**The task:**
From the entries below, work out the number of lines that hold the word "this", and give that number alone.

**Entries provided:**
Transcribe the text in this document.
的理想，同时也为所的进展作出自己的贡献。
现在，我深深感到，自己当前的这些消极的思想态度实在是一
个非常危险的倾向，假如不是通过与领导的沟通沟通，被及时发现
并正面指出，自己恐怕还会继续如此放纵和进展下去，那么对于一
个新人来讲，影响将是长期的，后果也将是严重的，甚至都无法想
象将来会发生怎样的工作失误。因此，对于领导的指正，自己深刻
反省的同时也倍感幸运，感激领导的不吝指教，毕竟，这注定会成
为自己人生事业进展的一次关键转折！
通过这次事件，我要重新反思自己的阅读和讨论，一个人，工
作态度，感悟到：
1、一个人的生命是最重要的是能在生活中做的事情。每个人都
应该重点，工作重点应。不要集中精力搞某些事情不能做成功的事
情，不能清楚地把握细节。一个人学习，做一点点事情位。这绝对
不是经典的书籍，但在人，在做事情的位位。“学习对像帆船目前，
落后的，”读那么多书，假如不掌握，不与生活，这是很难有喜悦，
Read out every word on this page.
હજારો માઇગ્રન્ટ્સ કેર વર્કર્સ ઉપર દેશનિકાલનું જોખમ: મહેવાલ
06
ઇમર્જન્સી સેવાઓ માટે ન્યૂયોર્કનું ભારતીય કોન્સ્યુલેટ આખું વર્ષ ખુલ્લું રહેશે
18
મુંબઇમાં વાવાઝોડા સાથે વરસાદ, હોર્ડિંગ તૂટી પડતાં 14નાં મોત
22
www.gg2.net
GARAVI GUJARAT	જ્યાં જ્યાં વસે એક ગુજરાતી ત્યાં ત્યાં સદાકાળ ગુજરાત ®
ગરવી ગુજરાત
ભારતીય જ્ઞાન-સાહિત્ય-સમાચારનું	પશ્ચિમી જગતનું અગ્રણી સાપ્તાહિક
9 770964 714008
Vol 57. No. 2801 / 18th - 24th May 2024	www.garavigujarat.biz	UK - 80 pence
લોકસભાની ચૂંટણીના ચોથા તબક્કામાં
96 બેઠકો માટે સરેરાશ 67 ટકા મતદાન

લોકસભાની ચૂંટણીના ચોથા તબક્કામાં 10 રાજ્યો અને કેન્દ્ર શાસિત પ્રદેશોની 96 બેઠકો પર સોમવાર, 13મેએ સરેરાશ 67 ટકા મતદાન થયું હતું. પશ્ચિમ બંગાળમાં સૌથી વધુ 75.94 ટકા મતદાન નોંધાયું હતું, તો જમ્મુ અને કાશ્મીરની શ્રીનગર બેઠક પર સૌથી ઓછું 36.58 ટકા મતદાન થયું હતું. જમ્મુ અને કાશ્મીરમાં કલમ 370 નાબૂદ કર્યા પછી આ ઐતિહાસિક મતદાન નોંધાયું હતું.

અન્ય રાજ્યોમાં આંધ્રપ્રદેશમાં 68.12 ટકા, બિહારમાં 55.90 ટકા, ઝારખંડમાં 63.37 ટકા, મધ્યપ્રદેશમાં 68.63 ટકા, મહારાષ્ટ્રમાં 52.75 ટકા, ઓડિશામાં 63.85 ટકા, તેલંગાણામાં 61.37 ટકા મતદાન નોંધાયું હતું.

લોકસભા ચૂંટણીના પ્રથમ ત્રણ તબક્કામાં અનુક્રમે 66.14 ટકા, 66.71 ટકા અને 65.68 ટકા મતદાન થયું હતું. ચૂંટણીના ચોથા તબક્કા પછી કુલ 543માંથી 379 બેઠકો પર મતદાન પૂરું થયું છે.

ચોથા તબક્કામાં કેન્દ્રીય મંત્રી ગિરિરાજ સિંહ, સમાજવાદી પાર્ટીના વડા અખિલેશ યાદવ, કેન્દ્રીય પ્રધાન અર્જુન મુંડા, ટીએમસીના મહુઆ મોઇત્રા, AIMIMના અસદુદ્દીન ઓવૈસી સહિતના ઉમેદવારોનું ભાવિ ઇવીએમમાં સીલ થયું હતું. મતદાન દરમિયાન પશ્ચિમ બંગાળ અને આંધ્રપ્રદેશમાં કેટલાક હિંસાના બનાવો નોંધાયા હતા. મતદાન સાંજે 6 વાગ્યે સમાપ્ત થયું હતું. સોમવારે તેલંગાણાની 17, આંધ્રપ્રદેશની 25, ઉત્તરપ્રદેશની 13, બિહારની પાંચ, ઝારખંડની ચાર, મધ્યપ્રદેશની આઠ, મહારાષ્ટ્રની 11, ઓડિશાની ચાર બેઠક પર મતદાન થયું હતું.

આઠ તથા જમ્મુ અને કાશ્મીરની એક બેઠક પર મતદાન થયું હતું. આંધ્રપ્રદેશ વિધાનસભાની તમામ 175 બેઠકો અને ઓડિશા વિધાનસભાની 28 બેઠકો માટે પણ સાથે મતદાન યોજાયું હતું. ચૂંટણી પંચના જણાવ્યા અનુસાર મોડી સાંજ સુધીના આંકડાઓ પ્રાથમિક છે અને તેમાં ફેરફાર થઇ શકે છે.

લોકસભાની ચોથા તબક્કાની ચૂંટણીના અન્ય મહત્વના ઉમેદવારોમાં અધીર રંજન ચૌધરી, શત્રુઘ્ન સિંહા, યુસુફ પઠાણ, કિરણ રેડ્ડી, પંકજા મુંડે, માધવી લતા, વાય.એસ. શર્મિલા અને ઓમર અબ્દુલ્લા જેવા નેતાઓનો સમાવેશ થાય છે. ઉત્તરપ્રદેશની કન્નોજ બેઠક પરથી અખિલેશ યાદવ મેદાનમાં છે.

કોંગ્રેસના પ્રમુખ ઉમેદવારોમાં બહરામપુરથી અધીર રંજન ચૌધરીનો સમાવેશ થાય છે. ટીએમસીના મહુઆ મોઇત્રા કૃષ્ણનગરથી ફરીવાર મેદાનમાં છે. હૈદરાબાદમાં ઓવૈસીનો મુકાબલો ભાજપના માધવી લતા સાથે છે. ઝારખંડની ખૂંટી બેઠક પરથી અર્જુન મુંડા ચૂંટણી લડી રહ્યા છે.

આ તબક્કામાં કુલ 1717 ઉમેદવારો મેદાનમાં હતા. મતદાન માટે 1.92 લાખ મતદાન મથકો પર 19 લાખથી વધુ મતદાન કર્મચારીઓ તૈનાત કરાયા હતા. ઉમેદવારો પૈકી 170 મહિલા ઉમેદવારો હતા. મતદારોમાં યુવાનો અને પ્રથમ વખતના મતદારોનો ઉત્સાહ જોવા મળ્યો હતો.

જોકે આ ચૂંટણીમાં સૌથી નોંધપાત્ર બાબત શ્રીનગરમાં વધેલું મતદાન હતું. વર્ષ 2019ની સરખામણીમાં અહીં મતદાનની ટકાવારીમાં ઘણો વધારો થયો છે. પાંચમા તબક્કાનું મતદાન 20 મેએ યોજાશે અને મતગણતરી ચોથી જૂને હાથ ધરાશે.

**The reply:**
2